Objective
Beneath this sentence is a set of records; write each of them out exactly.

Data records

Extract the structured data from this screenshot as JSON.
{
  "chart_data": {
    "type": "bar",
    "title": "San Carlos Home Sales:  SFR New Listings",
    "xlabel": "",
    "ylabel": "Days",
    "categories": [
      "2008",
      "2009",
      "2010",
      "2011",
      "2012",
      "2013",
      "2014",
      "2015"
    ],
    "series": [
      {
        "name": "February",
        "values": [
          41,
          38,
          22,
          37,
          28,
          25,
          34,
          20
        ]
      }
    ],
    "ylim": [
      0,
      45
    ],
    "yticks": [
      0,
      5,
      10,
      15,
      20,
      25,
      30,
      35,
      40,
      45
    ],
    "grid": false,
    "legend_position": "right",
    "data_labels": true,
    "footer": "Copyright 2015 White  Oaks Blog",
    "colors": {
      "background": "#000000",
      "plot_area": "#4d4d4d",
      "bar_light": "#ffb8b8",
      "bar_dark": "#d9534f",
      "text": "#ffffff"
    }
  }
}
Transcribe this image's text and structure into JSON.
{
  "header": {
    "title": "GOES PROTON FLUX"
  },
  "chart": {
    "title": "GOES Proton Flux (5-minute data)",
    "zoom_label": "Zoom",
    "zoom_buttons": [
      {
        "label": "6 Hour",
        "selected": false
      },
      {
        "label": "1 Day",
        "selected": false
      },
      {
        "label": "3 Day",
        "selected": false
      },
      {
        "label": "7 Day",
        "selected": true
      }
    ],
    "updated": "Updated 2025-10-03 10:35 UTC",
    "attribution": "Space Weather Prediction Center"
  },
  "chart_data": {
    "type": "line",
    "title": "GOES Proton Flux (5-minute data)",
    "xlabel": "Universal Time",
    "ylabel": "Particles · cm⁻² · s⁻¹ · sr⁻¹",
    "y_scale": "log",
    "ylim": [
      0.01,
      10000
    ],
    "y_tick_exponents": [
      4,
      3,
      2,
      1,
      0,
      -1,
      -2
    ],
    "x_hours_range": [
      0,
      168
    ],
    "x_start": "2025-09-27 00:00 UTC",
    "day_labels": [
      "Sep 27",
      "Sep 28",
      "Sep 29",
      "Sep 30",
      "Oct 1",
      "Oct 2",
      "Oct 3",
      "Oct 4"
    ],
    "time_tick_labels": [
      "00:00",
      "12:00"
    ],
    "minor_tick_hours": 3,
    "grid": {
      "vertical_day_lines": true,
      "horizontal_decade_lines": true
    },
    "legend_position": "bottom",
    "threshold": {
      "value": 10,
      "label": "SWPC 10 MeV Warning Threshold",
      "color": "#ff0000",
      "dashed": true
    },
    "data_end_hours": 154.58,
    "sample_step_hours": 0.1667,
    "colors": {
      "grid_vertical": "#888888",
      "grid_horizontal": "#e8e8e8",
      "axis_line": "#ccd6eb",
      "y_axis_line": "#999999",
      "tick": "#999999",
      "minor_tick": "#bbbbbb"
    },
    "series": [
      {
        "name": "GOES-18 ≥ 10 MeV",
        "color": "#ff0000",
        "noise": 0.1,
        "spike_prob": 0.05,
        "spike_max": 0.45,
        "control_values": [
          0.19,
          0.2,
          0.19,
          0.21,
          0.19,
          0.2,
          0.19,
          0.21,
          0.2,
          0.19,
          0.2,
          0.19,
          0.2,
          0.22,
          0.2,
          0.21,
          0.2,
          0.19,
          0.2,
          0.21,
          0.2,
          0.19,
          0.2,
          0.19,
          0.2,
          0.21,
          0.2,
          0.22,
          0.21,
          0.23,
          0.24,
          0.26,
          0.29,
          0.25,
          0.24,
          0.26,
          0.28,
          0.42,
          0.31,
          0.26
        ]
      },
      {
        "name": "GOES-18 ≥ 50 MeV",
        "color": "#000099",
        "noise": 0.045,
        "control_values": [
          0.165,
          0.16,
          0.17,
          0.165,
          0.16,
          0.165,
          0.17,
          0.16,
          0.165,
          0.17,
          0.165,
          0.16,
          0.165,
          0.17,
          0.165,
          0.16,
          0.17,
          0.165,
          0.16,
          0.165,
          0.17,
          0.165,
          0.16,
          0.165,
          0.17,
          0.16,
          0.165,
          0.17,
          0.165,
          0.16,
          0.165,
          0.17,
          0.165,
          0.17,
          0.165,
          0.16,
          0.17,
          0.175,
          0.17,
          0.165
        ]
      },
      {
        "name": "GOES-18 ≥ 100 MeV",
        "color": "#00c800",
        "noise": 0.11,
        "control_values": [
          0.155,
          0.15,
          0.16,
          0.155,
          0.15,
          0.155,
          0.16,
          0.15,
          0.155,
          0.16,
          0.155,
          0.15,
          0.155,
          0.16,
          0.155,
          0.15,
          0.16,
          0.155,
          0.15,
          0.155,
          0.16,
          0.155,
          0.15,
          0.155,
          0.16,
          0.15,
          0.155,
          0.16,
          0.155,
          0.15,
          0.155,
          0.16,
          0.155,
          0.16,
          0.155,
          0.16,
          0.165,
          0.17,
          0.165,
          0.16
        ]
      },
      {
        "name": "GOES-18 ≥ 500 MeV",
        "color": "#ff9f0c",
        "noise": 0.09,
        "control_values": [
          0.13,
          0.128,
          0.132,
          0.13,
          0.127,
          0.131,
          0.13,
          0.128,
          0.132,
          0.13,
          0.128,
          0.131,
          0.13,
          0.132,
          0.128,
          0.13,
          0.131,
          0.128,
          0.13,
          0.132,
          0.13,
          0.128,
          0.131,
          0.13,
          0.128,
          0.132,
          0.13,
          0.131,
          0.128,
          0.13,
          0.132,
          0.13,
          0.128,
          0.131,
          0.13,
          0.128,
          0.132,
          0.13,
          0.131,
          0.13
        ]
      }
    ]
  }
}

Output
Extract the structured data from this screenshot as JSON.
{
  "chart_data": {
    "type": "bar",
    "title": "San Carlos Home Sales:  SFR New Listings",
    "xlabel": "",
    "ylabel": "Days",
    "categories": [
      "2008",
      "2009",
      "2010",
      "2011",
      "2012",
      "2013",
      "2014",
      "2015"
    ],
    "series": [
      {
        "name": "February",
        "values": [
          41,
          38,
          22,
          37,
          28,
          25,
          34,
          20
        ]
      }
    ],
    "ylim": [
      0,
      45
    ],
    "yticks": [
      0,
      5,
      10,
      15,
      20,
      25,
      30,
      35,
      40,
      45
    ],
    "grid": false,
    "legend_position": "right",
    "data_labels": true,
    "footer": "Copyright 2015 White  Oaks Blog",
    "colors": {
      "background": "#000000",
      "plot_area": "#4d4d4d",
      "bar_light": "#ffb8b8",
      "bar_dark": "#d9534f",
      "text": "#ffffff"
    }
  }
}
Transcribe this image's text and structure into JSON.
{
  "header": {
    "title": "GOES PROTON FLUX"
  },
  "chart": {
    "title": "GOES Proton Flux (5-minute data)",
    "zoom_label": "Zoom",
    "zoom_buttons": [
      {
        "label": "6 Hour",
        "selected": false
      },
      {
        "label": "1 Day",
        "selected": false
      },
      {
        "label": "3 Day",
        "selected": false
      },
      {
        "label": "7 Day",
        "selected": true
      }
    ],
    "updated": "Updated 2025-10-03 10:35 UTC",
    "attribution": "Space Weather Prediction Center"
  },
  "chart_data": {
    "type": "line",
    "title": "GOES Proton Flux (5-minute data)",
    "xlabel": "Universal Time",
    "ylabel": "Particles · cm⁻² · s⁻¹ · sr⁻¹",
    "y_scale": "log",
    "ylim": [
      0.01,
      10000
    ],
    "y_tick_exponents": [
      4,
      3,
      2,
      1,
      0,
      -1,
      -2
    ],
    "x_hours_range": [
      0,
      168
    ],
    "x_start": "2025-09-27 00:00 UTC",
    "day_labels": [
      "Sep 27",
      "Sep 28",
      "Sep 29",
      "Sep 30",
      "Oct 1",
      "Oct 2",
      "Oct 3",
      "Oct 4"
    ],
    "time_tick_labels": [
      "00:00",
      "12:00"
    ],
    "minor_tick_hours": 3,
    "grid": {
      "vertical_day_lines": true,
      "horizontal_decade_lines": true
    },
    "legend_position": "bottom",
    "threshold": {
      "value": 10,
      "label": "SWPC 10 MeV Warning Threshold",
      "color": "#ff0000",
      "dashed": true
    },
    "data_end_hours": 154.58,
    "sample_step_hours": 0.1667,
    "colors": {
      "grid_vertical": "#888888",
      "grid_horizontal": "#e8e8e8",
      "axis_line": "#ccd6eb",
      "y_axis_line": "#999999",
      "tick": "#999999",
      "minor_tick": "#bbbbbb"
    },
    "series": [
      {
        "name": "GOES-18 ≥ 10 MeV",
        "color": "#ff0000",
        "noise": 0.1,
        "spike_prob": 0.05,
        "spike_max": 0.45,
        "control_values": [
          0.19,
          0.2,
          0.19,
          0.21,
          0.19,
          0.2,
          0.19,
          0.21,
          0.2,
          0.19,
          0.2,
          0.19,
          0.2,
          0.22,
          0.2,
          0.21,
          0.2,
          0.19,
          0.2,
          0.21,
          0.2,
          0.19,
          0.2,
          0.19,
          0.2,
          0.21,
          0.2,
          0.22,
          0.21,
          0.23,
          0.24,
          0.26,
          0.29,
          0.25,
          0.24,
          0.26,
          0.28,
          0.42,
          0.31,
          0.26
        ]
      },
      {
        "name": "GOES-18 ≥ 50 MeV",
        "color": "#000099",
        "noise": 0.045,
        "control_values": [
          0.165,
          0.16,
          0.17,
          0.165,
          0.16,
          0.165,
          0.17,
          0.16,
          0.165,
          0.17,
          0.165,
          0.16,
          0.165,
          0.17,
          0.165,
          0.16,
          0.17,
          0.165,
          0.16,
          0.165,
          0.17,
          0.165,
          0.16,
          0.165,
          0.17,
          0.16,
          0.165,
          0.17,
          0.165,
          0.16,
          0.165,
          0.17,
          0.165,
          0.17,
          0.165,
          0.16,
          0.17,
          0.175,
          0.17,
          0.165
        ]
      },
      {
        "name": "GOES-18 ≥ 100 MeV",
        "color": "#00c800",
        "noise": 0.11,
        "control_values": [
          0.155,
          0.15,
          0.16,
          0.155,
          0.15,
          0.155,
          0.16,
          0.15,
          0.155,
          0.16,
          0.155,
          0.15,
          0.155,
          0.16,
          0.155,
          0.15,
          0.16,
          0.155,
          0.15,
          0.155,
          0.16,
          0.155,
          0.15,
          0.155,
          0.16,
          0.15,
          0.155,
          0.16,
          0.155,
          0.15,
          0.155,
          0.16,
          0.155,
          0.16,
          0.155,
          0.16,
          0.165,
          0.17,
          0.165,
          0.16
        ]
      },
      {
        "name": "GOES-18 ≥ 500 MeV",
        "color": "#ff9f0c",
        "noise": 0.09,
        "control_values": [
          0.13,
          0.128,
          0.132,
          0.13,
          0.127,
          0.131,
          0.13,
          0.128,
          0.132,
          0.13,
          0.128,
          0.131,
          0.13,
          0.132,
          0.128,
          0.13,
          0.131,
          0.128,
          0.13,
          0.132,
          0.13,
          0.128,
          0.131,
          0.13,
          0.128,
          0.132,
          0.13,
          0.131,
          0.128,
          0.13,
          0.132,
          0.13,
          0.128,
          0.131,
          0.13,
          0.128,
          0.132,
          0.13,
          0.131,
          0.13
        ]
      }
    ]
  }
}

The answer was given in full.